Stored entries
-- Begin --
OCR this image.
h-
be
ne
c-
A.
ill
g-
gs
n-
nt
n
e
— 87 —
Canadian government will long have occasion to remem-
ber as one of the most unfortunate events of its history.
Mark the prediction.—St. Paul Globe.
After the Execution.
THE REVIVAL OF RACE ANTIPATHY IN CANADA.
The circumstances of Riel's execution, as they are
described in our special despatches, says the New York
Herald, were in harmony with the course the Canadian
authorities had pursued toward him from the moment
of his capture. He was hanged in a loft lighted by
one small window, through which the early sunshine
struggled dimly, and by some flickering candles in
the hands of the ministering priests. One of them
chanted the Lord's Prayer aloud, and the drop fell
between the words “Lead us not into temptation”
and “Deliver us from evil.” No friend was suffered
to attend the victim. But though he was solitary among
-- End --
▸ **TO DO**
Transcribe each record exactly. Leave nothing out.

▸ **THE ANSWER**
OCR this image.
h-
be
ne
c-
A.
ill
g-
gs
n-
nt
n
e
— 87 —
Canadian government will long have occasion to remem-
ber as one of the most unfortunate events of its history.
Mark the prediction.—St. Paul Globe.
After the Execution.
THE REVIVAL OF RACE ANTIPATHY IN CANADA.
The circumstances of Riel's execution, as they are
described in our special despatches, says the New York
Herald, were in harmony with the course the Canadian
authorities had pursued toward him from the moment
of his capture. He was hanged in a loft lighted by
one small window, through which the early sunshine
struggled dimly, and by some flickering candles in
the hands of the ministering priests. One of them
chanted the Lord's Prayer aloud, and the drop fell
between the words “Lead us not into temptation”
and “Deliver us from evil.” No friend was suffered
to attend the victim. But though he was solitary among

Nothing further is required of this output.